WHAT IS ASKED
Write out all entries word for word.

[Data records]

=======

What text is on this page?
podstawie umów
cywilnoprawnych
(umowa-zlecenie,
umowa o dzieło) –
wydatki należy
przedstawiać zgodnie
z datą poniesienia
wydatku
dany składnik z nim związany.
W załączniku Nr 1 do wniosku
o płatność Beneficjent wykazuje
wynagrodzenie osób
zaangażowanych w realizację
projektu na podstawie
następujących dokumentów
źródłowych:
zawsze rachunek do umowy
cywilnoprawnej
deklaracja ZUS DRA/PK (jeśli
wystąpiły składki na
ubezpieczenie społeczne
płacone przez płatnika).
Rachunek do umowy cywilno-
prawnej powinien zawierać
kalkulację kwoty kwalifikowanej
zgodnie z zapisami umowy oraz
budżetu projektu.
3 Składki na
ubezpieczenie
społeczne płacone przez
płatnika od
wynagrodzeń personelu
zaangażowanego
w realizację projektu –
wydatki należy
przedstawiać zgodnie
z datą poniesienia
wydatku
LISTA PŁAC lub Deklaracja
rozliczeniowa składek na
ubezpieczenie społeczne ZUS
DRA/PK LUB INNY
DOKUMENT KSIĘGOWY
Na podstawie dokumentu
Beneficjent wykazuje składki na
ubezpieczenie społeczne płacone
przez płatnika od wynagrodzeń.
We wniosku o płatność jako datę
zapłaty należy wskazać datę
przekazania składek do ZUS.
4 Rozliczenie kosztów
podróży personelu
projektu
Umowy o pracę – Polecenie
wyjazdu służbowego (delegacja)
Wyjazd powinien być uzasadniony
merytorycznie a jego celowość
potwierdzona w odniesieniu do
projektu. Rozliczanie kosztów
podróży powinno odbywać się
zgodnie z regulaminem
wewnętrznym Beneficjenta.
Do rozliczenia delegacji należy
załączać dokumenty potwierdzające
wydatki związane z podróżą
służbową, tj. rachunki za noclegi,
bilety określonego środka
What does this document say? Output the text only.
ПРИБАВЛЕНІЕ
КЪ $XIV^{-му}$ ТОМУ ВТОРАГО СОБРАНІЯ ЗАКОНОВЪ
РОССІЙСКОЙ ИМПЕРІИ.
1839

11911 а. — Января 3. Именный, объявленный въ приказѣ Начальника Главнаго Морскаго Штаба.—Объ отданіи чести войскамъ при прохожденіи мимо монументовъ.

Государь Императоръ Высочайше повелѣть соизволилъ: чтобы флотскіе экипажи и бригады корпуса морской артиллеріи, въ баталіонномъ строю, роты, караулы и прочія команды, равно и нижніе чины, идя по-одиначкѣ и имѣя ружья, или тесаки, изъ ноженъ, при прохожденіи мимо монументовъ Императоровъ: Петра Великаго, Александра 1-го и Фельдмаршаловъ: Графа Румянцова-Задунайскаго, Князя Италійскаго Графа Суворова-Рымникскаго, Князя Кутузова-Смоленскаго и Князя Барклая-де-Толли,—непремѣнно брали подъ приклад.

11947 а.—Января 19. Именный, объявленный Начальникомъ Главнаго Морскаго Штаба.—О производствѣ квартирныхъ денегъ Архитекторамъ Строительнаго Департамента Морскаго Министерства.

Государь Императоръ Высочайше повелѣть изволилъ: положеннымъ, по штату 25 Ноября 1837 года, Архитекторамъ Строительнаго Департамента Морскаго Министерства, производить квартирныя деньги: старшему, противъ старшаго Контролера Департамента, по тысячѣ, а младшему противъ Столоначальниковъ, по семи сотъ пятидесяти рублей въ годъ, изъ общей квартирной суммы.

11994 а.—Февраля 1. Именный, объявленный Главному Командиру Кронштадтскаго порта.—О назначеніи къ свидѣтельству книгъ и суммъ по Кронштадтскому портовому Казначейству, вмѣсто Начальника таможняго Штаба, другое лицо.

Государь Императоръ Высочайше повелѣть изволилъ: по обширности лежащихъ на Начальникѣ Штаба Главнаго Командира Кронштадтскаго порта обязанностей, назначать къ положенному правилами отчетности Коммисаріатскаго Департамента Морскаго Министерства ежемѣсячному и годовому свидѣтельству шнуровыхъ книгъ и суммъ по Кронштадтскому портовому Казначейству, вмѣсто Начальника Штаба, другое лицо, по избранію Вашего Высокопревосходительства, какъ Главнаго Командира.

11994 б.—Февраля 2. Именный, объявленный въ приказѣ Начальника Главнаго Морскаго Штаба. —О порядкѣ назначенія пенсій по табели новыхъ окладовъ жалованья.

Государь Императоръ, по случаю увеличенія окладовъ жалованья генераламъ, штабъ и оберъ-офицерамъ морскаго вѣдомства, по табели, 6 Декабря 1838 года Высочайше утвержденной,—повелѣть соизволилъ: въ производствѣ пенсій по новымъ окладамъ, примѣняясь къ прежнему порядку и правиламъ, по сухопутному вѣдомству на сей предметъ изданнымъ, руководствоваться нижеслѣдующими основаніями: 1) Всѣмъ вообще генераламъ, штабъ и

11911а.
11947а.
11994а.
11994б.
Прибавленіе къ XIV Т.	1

=======

OUTPUT BELOW
What text is on this page?
podstawie umów
cywilnoprawnych
(umowa-zlecenie,
umowa o dzieło) –
wydatki należy
przedstawiać zgodnie
z datą poniesienia
wydatku
dany składnik z nim związany.
W załączniku Nr 1 do wniosku
o płatność Beneficjent wykazuje
wynagrodzenie osób
zaangażowanych w realizację
projektu na podstawie
następujących dokumentów
źródłowych:
zawsze rachunek do umowy
cywilnoprawnej
deklaracja ZUS DRA/PK (jeśli
wystąpiły składki na
ubezpieczenie społeczne
płacone przez płatnika).
Rachunek do umowy cywilno-
prawnej powinien zawierać
kalkulację kwoty kwalifikowanej
zgodnie z zapisami umowy oraz
budżetu projektu.
3 Składki na
ubezpieczenie
społeczne płacone przez
płatnika od
wynagrodzeń personelu
zaangażowanego
w realizację projektu –
wydatki należy
przedstawiać zgodnie
z datą poniesienia
wydatku
LISTA PŁAC lub Deklaracja
rozliczeniowa składek na
ubezpieczenie społeczne ZUS
DRA/PK LUB INNY
DOKUMENT KSIĘGOWY
Na podstawie dokumentu
Beneficjent wykazuje składki na
ubezpieczenie społeczne płacone
przez płatnika od wynagrodzeń.
We wniosku o płatność jako datę
zapłaty należy wskazać datę
przekazania składek do ZUS.
4 Rozliczenie kosztów
podróży personelu
projektu
Umowy o pracę – Polecenie
wyjazdu służbowego (delegacja)
Wyjazd powinien być uzasadniony
merytorycznie a jego celowość
potwierdzona w odniesieniu do
projektu. Rozliczanie kosztów
podróży powinno odbywać się
zgodnie z regulaminem
wewnętrznym Beneficjenta.
Do rozliczenia delegacji należy
załączać dokumenty potwierdzające
wydatki związane z podróżą
służbową, tj. rachunki za noclegi,
bilety określonego środka
What does this document say? Output the text only.
ПРИБАВЛЕНІЕ
КЪ $XIV^{-му}$ ТОМУ ВТОРАГО СОБРАНІЯ ЗАКОНОВЪ
РОССІЙСКОЙ ИМПЕРІИ.
1839

11911 а. — Января 3. Именный, объявленный въ приказѣ Начальника Главнаго Морскаго Штаба.—Объ отданіи чести войскамъ при прохожденіи мимо монументовъ.

Государь Императоръ Высочайше повелѣть соизволилъ: чтобы флотскіе экипажи и бригады корпуса морской артиллеріи, въ баталіонномъ строю, роты, караулы и прочія команды, равно и нижніе чины, идя по-одиначкѣ и имѣя ружья, или тесаки, изъ ноженъ, при прохожденіи мимо монументовъ Императоровъ: Петра Великаго, Александра 1-го и Фельдмаршаловъ: Графа Румянцова-Задунайскаго, Князя Италійскаго Графа Суворова-Рымникскаго, Князя Кутузова-Смоленскаго и Князя Барклая-де-Толли,—непремѣнно брали подъ приклад.

11947 а.—Января 19. Именный, объявленный Начальникомъ Главнаго Морскаго Штаба.—О производствѣ квартирныхъ денегъ Архитекторамъ Строительнаго Департамента Морскаго Министерства.

Государь Императоръ Высочайше повелѣть изволилъ: положеннымъ, по штату 25 Ноября 1837 года, Архитекторамъ Строительнаго Департамента Морскаго Министерства, производить квартирныя деньги: старшему, противъ старшаго Контролера Департамента, по тысячѣ, а младшему противъ Столоначальниковъ, по семи сотъ пятидесяти рублей въ годъ, изъ общей квартирной суммы.

11994 а.—Февраля 1. Именный, объявленный Главному Командиру Кронштадтскаго порта.—О назначеніи къ свидѣтельству книгъ и суммъ по Кронштадтскому портовому Казначейству, вмѣсто Начальника таможняго Штаба, другое лицо.

Государь Императоръ Высочайше повелѣть изволилъ: по обширности лежащихъ на Начальникѣ Штаба Главнаго Командира Кронштадтскаго порта обязанностей, назначать къ положенному правилами отчетности Коммисаріатскаго Департамента Морскаго Министерства ежемѣсячному и годовому свидѣтельству шнуровыхъ книгъ и суммъ по Кронштадтскому портовому Казначейству, вмѣсто Начальника Штаба, другое лицо, по избранію Вашего Высокопревосходительства, какъ Главнаго Командира.

11994 б.—Февраля 2. Именный, объявленный въ приказѣ Начальника Главнаго Морскаго Штаба. —О порядкѣ назначенія пенсій по табели новыхъ окладовъ жалованья.

Государь Императоръ, по случаю увеличенія окладовъ жалованья генераламъ, штабъ и оберъ-офицерамъ морскаго вѣдомства, по табели, 6 Декабря 1838 года Высочайше утвержденной,—повелѣть соизволилъ: въ производствѣ пенсій по новымъ окладамъ, примѣняясь къ прежнему порядку и правиламъ, по сухопутному вѣдомству на сей предметъ изданнымъ, руководствоваться нижеслѣдующими основаніями: 1) Всѣмъ вообще генераламъ, штабъ и

11911а.
11947а.
11994а.
11994б.
Прибавленіе къ XIV Т.	1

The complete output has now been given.